**Exercise requirements:** Report how many lines of the entries below contain the word "name", and nothing more.
□ □ □
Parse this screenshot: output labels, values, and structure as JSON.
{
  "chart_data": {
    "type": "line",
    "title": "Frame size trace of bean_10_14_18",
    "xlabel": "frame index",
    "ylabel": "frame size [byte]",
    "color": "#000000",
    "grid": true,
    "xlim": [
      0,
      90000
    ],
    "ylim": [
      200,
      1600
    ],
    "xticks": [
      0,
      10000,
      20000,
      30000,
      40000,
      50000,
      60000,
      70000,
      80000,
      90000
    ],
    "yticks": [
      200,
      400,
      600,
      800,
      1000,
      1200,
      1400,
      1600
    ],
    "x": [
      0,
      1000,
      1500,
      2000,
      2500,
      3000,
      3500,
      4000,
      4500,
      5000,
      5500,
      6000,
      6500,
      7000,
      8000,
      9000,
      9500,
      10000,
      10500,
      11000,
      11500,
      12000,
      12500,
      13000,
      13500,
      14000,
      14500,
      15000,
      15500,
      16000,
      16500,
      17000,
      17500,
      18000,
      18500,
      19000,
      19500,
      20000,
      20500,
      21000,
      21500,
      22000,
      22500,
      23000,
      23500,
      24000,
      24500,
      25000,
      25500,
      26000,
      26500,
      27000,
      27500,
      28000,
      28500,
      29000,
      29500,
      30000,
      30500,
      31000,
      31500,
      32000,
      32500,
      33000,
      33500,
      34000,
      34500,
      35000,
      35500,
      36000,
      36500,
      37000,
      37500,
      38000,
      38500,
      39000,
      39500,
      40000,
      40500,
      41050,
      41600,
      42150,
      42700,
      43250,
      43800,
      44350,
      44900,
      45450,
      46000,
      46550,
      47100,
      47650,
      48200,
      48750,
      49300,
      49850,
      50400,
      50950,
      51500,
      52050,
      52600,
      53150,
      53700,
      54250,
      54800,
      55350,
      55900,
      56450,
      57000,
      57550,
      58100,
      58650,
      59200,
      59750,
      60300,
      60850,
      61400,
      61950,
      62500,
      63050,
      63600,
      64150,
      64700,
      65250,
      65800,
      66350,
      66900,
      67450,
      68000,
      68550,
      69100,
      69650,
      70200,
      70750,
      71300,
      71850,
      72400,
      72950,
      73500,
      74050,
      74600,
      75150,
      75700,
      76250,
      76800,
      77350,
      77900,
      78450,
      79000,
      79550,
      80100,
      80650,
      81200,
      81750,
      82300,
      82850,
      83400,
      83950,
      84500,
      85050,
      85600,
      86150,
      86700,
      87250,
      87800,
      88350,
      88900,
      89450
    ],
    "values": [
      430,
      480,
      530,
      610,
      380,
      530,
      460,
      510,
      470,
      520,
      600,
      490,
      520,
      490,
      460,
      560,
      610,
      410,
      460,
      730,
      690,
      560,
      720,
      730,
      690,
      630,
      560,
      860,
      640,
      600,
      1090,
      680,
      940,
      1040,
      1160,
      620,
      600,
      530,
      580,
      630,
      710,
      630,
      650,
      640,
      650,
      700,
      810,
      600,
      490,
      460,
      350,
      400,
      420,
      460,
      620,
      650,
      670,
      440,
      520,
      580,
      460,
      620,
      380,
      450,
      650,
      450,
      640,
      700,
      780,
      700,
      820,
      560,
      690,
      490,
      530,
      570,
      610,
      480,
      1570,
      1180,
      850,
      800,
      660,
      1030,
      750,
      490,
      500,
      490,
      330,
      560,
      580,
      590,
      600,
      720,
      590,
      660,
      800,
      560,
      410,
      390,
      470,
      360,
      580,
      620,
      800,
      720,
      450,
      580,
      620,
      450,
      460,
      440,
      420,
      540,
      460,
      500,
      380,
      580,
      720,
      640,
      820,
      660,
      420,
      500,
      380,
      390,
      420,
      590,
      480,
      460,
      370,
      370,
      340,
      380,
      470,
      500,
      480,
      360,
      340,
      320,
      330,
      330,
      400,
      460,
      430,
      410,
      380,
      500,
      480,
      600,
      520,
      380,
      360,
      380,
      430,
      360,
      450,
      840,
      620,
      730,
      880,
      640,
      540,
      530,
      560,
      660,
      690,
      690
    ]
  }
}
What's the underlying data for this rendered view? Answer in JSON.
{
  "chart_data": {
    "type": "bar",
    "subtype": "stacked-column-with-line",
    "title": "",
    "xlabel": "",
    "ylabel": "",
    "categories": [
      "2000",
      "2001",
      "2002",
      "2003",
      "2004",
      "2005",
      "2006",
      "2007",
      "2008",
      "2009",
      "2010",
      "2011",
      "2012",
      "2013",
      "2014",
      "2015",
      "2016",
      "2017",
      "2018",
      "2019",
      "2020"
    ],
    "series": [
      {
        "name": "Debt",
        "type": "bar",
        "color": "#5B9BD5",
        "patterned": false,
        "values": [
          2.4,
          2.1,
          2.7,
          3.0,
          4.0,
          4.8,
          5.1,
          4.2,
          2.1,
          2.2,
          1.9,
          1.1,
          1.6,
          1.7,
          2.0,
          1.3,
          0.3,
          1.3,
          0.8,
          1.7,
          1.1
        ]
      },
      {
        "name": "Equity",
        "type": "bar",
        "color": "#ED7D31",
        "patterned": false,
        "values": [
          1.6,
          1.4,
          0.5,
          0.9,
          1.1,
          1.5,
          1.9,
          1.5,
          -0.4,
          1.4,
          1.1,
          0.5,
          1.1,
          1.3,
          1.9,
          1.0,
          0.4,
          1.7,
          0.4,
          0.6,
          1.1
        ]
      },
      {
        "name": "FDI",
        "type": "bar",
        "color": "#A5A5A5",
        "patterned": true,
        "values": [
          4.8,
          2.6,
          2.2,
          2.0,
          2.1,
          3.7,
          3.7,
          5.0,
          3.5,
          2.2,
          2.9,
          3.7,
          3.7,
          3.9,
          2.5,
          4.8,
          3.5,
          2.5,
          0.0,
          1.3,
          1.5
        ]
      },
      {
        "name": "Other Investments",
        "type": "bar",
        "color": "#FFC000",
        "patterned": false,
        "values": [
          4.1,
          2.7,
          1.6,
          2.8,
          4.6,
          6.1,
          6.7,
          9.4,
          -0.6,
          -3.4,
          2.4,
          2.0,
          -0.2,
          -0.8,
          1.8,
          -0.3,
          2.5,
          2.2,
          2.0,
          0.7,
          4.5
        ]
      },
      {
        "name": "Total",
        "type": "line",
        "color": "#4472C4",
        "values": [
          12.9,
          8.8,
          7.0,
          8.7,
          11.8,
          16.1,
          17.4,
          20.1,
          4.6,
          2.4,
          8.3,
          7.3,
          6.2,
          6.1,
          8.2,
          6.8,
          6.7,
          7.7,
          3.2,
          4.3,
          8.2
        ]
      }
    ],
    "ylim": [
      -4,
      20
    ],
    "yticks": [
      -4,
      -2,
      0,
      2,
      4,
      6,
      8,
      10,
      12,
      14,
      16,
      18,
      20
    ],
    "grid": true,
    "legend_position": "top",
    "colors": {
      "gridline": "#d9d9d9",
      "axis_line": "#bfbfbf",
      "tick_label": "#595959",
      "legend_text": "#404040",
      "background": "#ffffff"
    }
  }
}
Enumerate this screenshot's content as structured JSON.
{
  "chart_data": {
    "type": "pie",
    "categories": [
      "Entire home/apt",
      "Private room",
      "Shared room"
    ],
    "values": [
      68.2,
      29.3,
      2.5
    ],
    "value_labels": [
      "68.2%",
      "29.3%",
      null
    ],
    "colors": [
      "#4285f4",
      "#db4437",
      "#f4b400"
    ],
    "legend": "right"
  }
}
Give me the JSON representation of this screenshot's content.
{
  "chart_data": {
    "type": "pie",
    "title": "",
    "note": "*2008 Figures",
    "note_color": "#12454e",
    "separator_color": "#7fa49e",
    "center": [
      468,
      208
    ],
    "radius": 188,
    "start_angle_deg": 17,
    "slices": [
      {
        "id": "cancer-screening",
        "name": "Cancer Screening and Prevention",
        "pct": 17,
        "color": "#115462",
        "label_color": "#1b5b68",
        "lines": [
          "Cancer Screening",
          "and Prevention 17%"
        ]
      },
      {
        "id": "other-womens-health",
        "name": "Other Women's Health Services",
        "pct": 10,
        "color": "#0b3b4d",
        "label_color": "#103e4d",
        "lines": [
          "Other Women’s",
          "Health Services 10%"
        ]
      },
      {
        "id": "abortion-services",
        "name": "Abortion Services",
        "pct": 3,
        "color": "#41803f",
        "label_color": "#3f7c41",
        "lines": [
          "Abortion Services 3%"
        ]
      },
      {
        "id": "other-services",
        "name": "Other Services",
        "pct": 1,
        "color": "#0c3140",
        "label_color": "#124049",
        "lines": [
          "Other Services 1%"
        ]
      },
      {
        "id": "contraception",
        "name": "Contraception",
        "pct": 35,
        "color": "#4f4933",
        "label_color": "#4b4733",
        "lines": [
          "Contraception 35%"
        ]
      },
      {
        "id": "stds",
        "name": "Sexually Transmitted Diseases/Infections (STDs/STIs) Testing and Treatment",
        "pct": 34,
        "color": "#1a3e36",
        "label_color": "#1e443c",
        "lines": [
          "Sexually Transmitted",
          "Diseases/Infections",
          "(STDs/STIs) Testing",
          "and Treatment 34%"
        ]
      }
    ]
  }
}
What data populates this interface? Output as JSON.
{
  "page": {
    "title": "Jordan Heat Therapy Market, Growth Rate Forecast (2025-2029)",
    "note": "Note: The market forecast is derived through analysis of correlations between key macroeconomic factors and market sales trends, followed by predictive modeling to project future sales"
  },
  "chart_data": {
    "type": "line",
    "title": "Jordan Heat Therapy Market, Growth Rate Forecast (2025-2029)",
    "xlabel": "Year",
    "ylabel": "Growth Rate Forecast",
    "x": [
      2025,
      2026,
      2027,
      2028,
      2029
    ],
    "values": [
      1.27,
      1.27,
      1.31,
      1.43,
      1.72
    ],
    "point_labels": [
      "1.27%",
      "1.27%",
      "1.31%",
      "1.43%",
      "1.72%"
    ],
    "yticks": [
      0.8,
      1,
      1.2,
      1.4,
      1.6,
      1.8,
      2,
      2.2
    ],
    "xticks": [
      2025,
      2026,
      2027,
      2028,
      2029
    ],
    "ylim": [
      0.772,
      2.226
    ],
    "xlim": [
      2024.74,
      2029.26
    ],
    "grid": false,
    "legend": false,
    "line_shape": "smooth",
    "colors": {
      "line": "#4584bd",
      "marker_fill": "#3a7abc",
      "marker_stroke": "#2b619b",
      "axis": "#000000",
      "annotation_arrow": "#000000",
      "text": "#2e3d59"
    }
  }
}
□ □ □
**Output:** 11